### GOAL
Exactly reproduce the entries, dropping any pictures from your copy.
__________
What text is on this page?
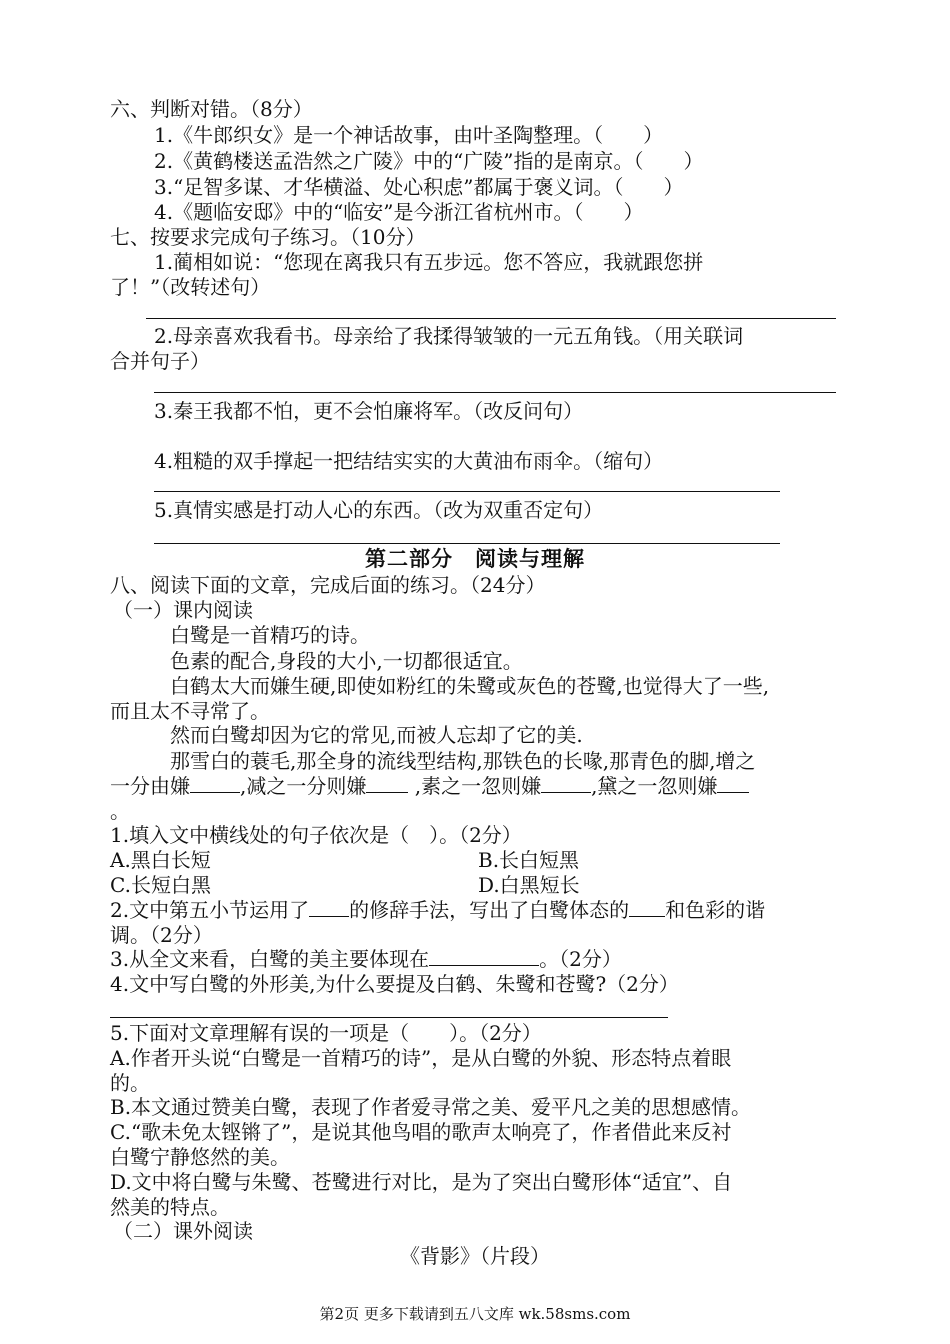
六、判断对错。（8分）
1.《牛郎织女》是一个神话故事，由叶圣陶整理。（　　）
2.《黄鹤楼送孟浩然之广陵》中的“广陵”指的是南京。（　　）
3.“足智多谋、才华横溢、处心积虑”都属于褒义词。（　　）
4.《题临安邸》中的“临安”是今浙江省杭州市。（　　）
七、按要求完成句子练习。（10分）
1.蔺相如说：“您现在离我只有五步远。您不答应，我就跟您拼
了！”（改转述句）
2.母亲喜欢我看书。母亲给了我揉得皱皱的一元五角钱。（用关联词
合并句子）
3.秦王我都不怕，更不会怕廉将军。（改反问句）
4.粗糙的双手撑起一把结结实实的大黄油布雨伞。（缩句）
5.真情实感是打动人心的东西。（改为双重否定句）
第二部分　阅读与理解
八、阅读下面的文章，完成后面的练习。（24分）
（一）课内阅读
白鹭是一首精巧的诗。
色素的配合,身段的大小,一切都很适宜。
白鹤太大而嫌生硬,即使如粉红的朱鹭或灰色的苍鹭,也觉得大了一些,
而且太不寻常了。
然而白鹭却因为它的常见,而被人忘却了它的美.
那雪白的蓑毛,那全身的流线型结构,那铁色的长喙,那青色的脚,增之
一分由嫌	,减之一分则嫌 ,素之一忽则嫌	,黛之一忽则嫌
。
1.填入文中横线处的句子依次是（　）。（2分）
A.黑白长短	B.长白短黑
C.长短白黑	D.白黑短长
2.文中第五小节运用了 的修辞手法，写出了白鹭体态的 和色彩的谐
调。（2分）
3.从全文来看，白鹭的美主要体现在	。（2分）
4.文中写白鹭的外形美,为什么要提及白鹤、朱鹭和苍鹭?（2分）
5.下面对文章理解有误的一项是（　　）。（2分）
A.作者开头说“白鹭是一首精巧的诗”，是从白鹭的外貌、形态特点着眼
的。
B.本文通过赞美白鹭，表现了作者爱寻常之美、爱平凡之美的思想感情。
C.“歌未免太铿锵了”，是说其他鸟唱的歌声太响亮了，作者借此来反衬
白鹭宁静悠然的美。
D.文中将白鹭与朱鹭、苍鹭进行对比，是为了突出白鹭形体“适宜”、自
然美的特点。
（二）课外阅读
《背影》（片段）
第2页 更多下载请到五八文库 wk.58sms.com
__________
### THE ANSWER
What text is on this page?
六、判断对错。（8分）
1.《牛郎织女》是一个神话故事，由叶圣陶整理。（　　）
2.《黄鹤楼送孟浩然之广陵》中的“广陵”指的是南京。（　　）
3.“足智多谋、才华横溢、处心积虑”都属于褒义词。（　　）
4.《题临安邸》中的“临安”是今浙江省杭州市。（　　）
七、按要求完成句子练习。（10分）
1.蔺相如说：“您现在离我只有五步远。您不答应，我就跟您拼
了！”（改转述句）
2.母亲喜欢我看书。母亲给了我揉得皱皱的一元五角钱。（用关联词
合并句子）
3.秦王我都不怕，更不会怕廉将军。（改反问句）
4.粗糙的双手撑起一把结结实实的大黄油布雨伞。（缩句）
5.真情实感是打动人心的东西。（改为双重否定句）
第二部分　阅读与理解
八、阅读下面的文章，完成后面的练习。（24分）
（一）课内阅读
白鹭是一首精巧的诗。
色素的配合,身段的大小,一切都很适宜。
白鹤太大而嫌生硬,即使如粉红的朱鹭或灰色的苍鹭,也觉得大了一些,
而且太不寻常了。
然而白鹭却因为它的常见,而被人忘却了它的美.
那雪白的蓑毛,那全身的流线型结构,那铁色的长喙,那青色的脚,增之
一分由嫌	,减之一分则嫌 ,素之一忽则嫌	,黛之一忽则嫌
。
1.填入文中横线处的句子依次是（　）。（2分）
A.黑白长短	B.长白短黑
C.长短白黑	D.白黑短长
2.文中第五小节运用了 的修辞手法，写出了白鹭体态的 和色彩的谐
调。（2分）
3.从全文来看，白鹭的美主要体现在	。（2分）
4.文中写白鹭的外形美,为什么要提及白鹤、朱鹭和苍鹭?（2分）
5.下面对文章理解有误的一项是（　　）。（2分）
A.作者开头说“白鹭是一首精巧的诗”，是从白鹭的外貌、形态特点着眼
的。
B.本文通过赞美白鹭，表现了作者爱寻常之美、爱平凡之美的思想感情。
C.“歌未免太铿锵了”，是说其他鸟唱的歌声太响亮了，作者借此来反衬
白鹭宁静悠然的美。
D.文中将白鹭与朱鹭、苍鹭进行对比，是为了突出白鹭形体“适宜”、自
然美的特点。
（二）课外阅读
《背影》（片段）
第2页 更多下载请到五八文库 wk.58sms.com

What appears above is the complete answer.